### Exercise goal
Repeat the data that follows, word for word, without the images.

### Material for the task
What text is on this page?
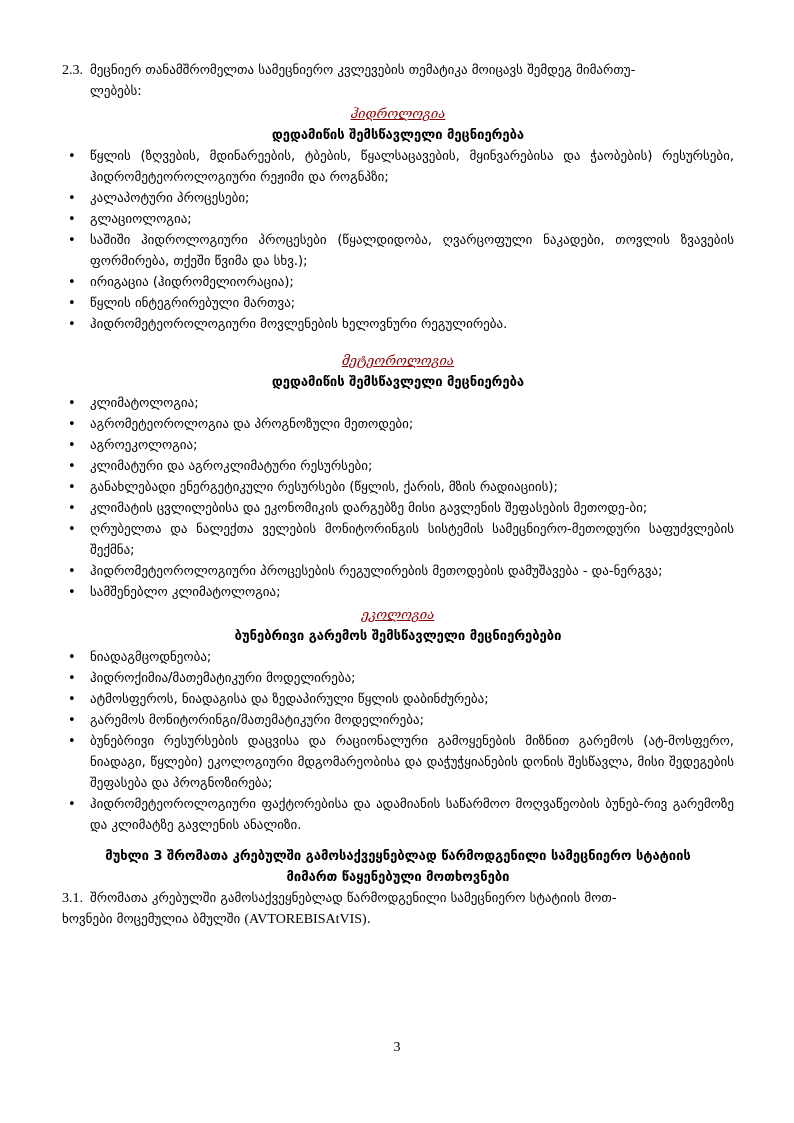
2.3. მეცნიერ თანამშრომელთა სამეცნიერო კვლევების თემატიკა მოიცავს შემდეგ მიმართუ-
ლებებს:

ჰიდროლოგია

დედამიწის შემსწავლელი მეცნიერება

• წყლის (ზღვების, მდინარეების, ტბების, წყალსაცავების, მყინვარებისა და ჭაობების) რესურსები, ჰიდრომეტეოროლოგიური რეჟიმი და როგნპზი;
• კალაპოტური პროცესები;
• გლაციოლოგია;
• საშიში ჰიდროლოგიური პროცესები (წყალდიდობა, ღვარცოფული ნაკადები, თოვლის ზვავების ფორმირება, თქეში წვიმა და სხვ.);
• ირიგაცია (ჰიდრომელიორაცია);
• წყლის ინტეგრირებული მართვა;
• ჰიდრომეტეოროლოგიური მოვლენების ხელოვნური რეგულირება.

მეტეოროლოგია

დედამიწის შემსწავლელი მეცნიერება

• კლიმატოლოგია;
• აგრომეტეოროლოგია და პროგნოზული მეთოდები;
• აგროეკოლოგია;
• კლიმატური და აგროკლიმატური რესურსები;
• განახლებადი ენერგეტიკული რესურსები (წყლის, ქარის, მზის რადიაციის);
• კლიმატის ცვლილებისა და ეკონომიკის დარგებზე მისი გავლენის შეფასების მეთოდე-ბი;
• ღრუბელთა და ნალექთა ველების მონიტორინგის სისტემის სამეცნიერო-მეთოდური საფუძვლების შექმნა;
• ჰიდრომეტეოროლოგიური პროცესების რეგულირების მეთოდების დამუშავება - და-ნერგვა;
• სამშენებლო კლიმატოლოგია;

ეკოლოგია

ბუნებრივი გარემოს შემსწავლელი მეცნიერებები

• ნიადაგმცოდნეობა;
• ჰიდროქიმია/მათემატიკური მოდელირება;
• ატმოსფეროს, ნიადაგისა და ზედაპირული წყლის დაბინძურება;
• გარემოს მონიტორინგი/მათემატიკური მოდელირება;
• ბუნებრივი რესურსების დაცვისა და რაციონალური გამოყენების მიზნით გარემოს (ატ-მოსფერო, ნიადაგი, წყლები) ეკოლოგიური მდგომარეობისა და დაჭუჭყიანების დონის შესწავლა, მისი შედეგების შეფასება და პროგნოზირება;
• ჰიდრომეტეოროლოგიური ფაქტორებისა და ადამიანის საწარმოო მოღვაწეობის ბუნებ-რივ გარემოზე და კლიმატზე გავლენის ანალიზი.
მუხლი 3 შრომათა კრებულში გამოსაქვეყნებლად წარმოდგენილი სამეცნიერო სტატიის
მიმართ წაყენებული მოთხოვნები

3.1. შრომათა კრებულში გამოსაქვეყნებლად წარმოდგენილი სამეცნიერო სტატიის მოთ-
ხოვნები მოცემულია ბმულში (AVTOREBISAtVIS).

3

### Final result
What text is on this page?
2.3. მეცნიერ თანამშრომელთა სამეცნიერო კვლევების თემატიკა მოიცავს შემდეგ მიმართუ-
ლებებს:

ჰიდროლოგია

დედამიწის შემსწავლელი მეცნიერება

• წყლის (ზღვების, მდინარეების, ტბების, წყალსაცავების, მყინვარებისა და ჭაობების) რესურსები, ჰიდრომეტეოროლოგიური რეჟიმი და როგნპზი;
• კალაპოტური პროცესები;
• გლაციოლოგია;
• საშიში ჰიდროლოგიური პროცესები (წყალდიდობა, ღვარცოფული ნაკადები, თოვლის ზვავების ფორმირება, თქეში წვიმა და სხვ.);
• ირიგაცია (ჰიდრომელიორაცია);
• წყლის ინტეგრირებული მართვა;
• ჰიდრომეტეოროლოგიური მოვლენების ხელოვნური რეგულირება.

მეტეოროლოგია

დედამიწის შემსწავლელი მეცნიერება

• კლიმატოლოგია;
• აგრომეტეოროლოგია და პროგნოზული მეთოდები;
• აგროეკოლოგია;
• კლიმატური და აგროკლიმატური რესურსები;
• განახლებადი ენერგეტიკული რესურსები (წყლის, ქარის, მზის რადიაციის);
• კლიმატის ცვლილებისა და ეკონომიკის დარგებზე მისი გავლენის შეფასების მეთოდე-ბი;
• ღრუბელთა და ნალექთა ველების მონიტორინგის სისტემის სამეცნიერო-მეთოდური საფუძვლების შექმნა;
• ჰიდრომეტეოროლოგიური პროცესების რეგულირების მეთოდების დამუშავება - და-ნერგვა;
• სამშენებლო კლიმატოლოგია;

ეკოლოგია

ბუნებრივი გარემოს შემსწავლელი მეცნიერებები

• ნიადაგმცოდნეობა;
• ჰიდროქიმია/მათემატიკური მოდელირება;
• ატმოსფეროს, ნიადაგისა და ზედაპირული წყლის დაბინძურება;
• გარემოს მონიტორინგი/მათემატიკური მოდელირება;
• ბუნებრივი რესურსების დაცვისა და რაციონალური გამოყენების მიზნით გარემოს (ატ-მოსფერო, ნიადაგი, წყლები) ეკოლოგიური მდგომარეობისა და დაჭუჭყიანების დონის შესწავლა, მისი შედეგების შეფასება და პროგნოზირება;
• ჰიდრომეტეოროლოგიური ფაქტორებისა და ადამიანის საწარმოო მოღვაწეობის ბუნებ-რივ გარემოზე და კლიმატზე გავლენის ანალიზი.
მუხლი 3 შრომათა კრებულში გამოსაქვეყნებლად წარმოდგენილი სამეცნიერო სტატიის
მიმართ წაყენებული მოთხოვნები

3.1. შრომათა კრებულში გამოსაქვეყნებლად წარმოდგენილი სამეცნიერო სტატიის მოთ-
ხოვნები მოცემულია ბმულში (AVTOREBISAtVIS).

3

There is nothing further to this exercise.